[Collected data entries]
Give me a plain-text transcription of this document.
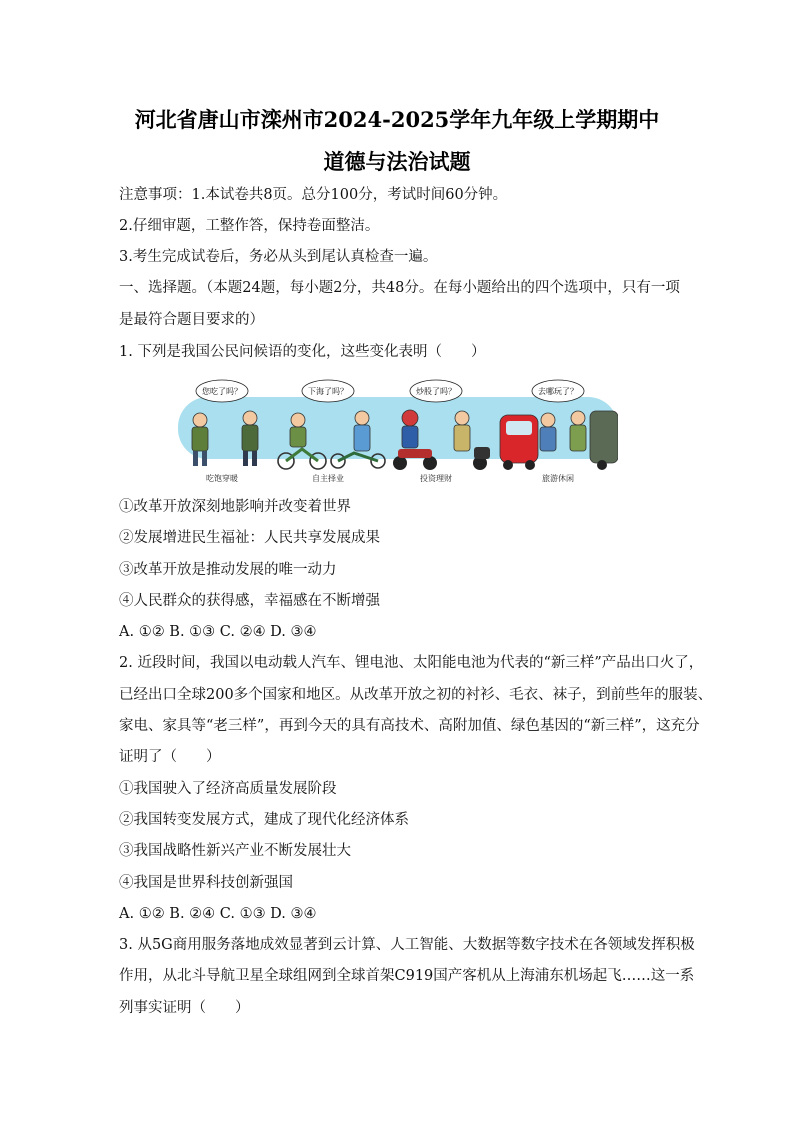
河北省唐山市滦州市2024-2025学年九年级上学期期中
道德与法治试题
注意事项：1.本试卷共8页。总分100分，考试时间60分钟。
2.仔细审题，工整作答，保持卷面整洁。
3.考生完成试卷后，务必从头到尾认真检查一遍。
一、选择题。（本题24题，每小题2分，共48分。在每小题给出的四个选项中，只有一项
是最符合题目要求的）
1. 下列是我国公民问候语的变化，这些变化表明（　　）
您吃了吗？
吃饱穿暖
下海了吗？
自主择业
炒股了吗？
投资理财
去哪玩了？
旅游休闲
①改革开放深刻地影响并改变着世界
②发展增进民生福祉：人民共享发展成果
③改革开放是推动发展的唯一动力
④人民群众的获得感，幸福感在不断增强
A. ①② B. ①③ C. ②④ D. ③④
2. 近段时间，我国以电动载人汽车、锂电池、太阳能电池为代表的“新三样”产品出口火了，
已经出口全球200多个国家和地区。从改革开放之初的衬衫、毛衣、袜子，到前些年的服装、
家电、家具等“老三样”，再到今天的具有高技术、高附加值、绿色基因的“新三样”，这充分
证明了（　　）
①我国驶入了经济高质量发展阶段
②我国转变发展方式，建成了现代化经济体系
③我国战略性新兴产业不断发展壮大
④我国是世界科技创新强国
A. ①② B. ②④ C. ①③ D. ③④
3. 从5G商用服务落地成效显著到云计算、人工智能、大数据等数字技术在各领域发挥积极
作用，从北斗导航卫星全球组网到全球首架C919国产客机从上海浦东机场起飞……这一系
列事实证明（　　）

Problem: Except for the pictures, copy the material above exactly.

Complete answer:
Give me a plain-text transcription of this document.
河北省唐山市滦州市2024-2025学年九年级上学期期中
道德与法治试题
注意事项：1.本试卷共8页。总分100分，考试时间60分钟。
2.仔细审题，工整作答，保持卷面整洁。
3.考生完成试卷后，务必从头到尾认真检查一遍。
一、选择题。（本题24题，每小题2分，共48分。在每小题给出的四个选项中，只有一项
是最符合题目要求的）
1. 下列是我国公民问候语的变化，这些变化表明（　　）
您吃了吗？
吃饱穿暖
下海了吗？
自主择业
炒股了吗？
投资理财
去哪玩了？
旅游休闲
①改革开放深刻地影响并改变着世界
②发展增进民生福祉：人民共享发展成果
③改革开放是推动发展的唯一动力
④人民群众的获得感，幸福感在不断增强
A. ①② B. ①③ C. ②④ D. ③④
2. 近段时间，我国以电动载人汽车、锂电池、太阳能电池为代表的“新三样”产品出口火了，
已经出口全球200多个国家和地区。从改革开放之初的衬衫、毛衣、袜子，到前些年的服装、
家电、家具等“老三样”，再到今天的具有高技术、高附加值、绿色基因的“新三样”，这充分
证明了（　　）
①我国驶入了经济高质量发展阶段
②我国转变发展方式，建成了现代化经济体系
③我国战略性新兴产业不断发展壮大
④我国是世界科技创新强国
A. ①② B. ②④ C. ①③ D. ③④
3. 从5G商用服务落地成效显著到云计算、人工智能、大数据等数字技术在各领域发挥积极
作用，从北斗导航卫星全球组网到全球首架C919国产客机从上海浦东机场起飞……这一系
列事实证明（　　）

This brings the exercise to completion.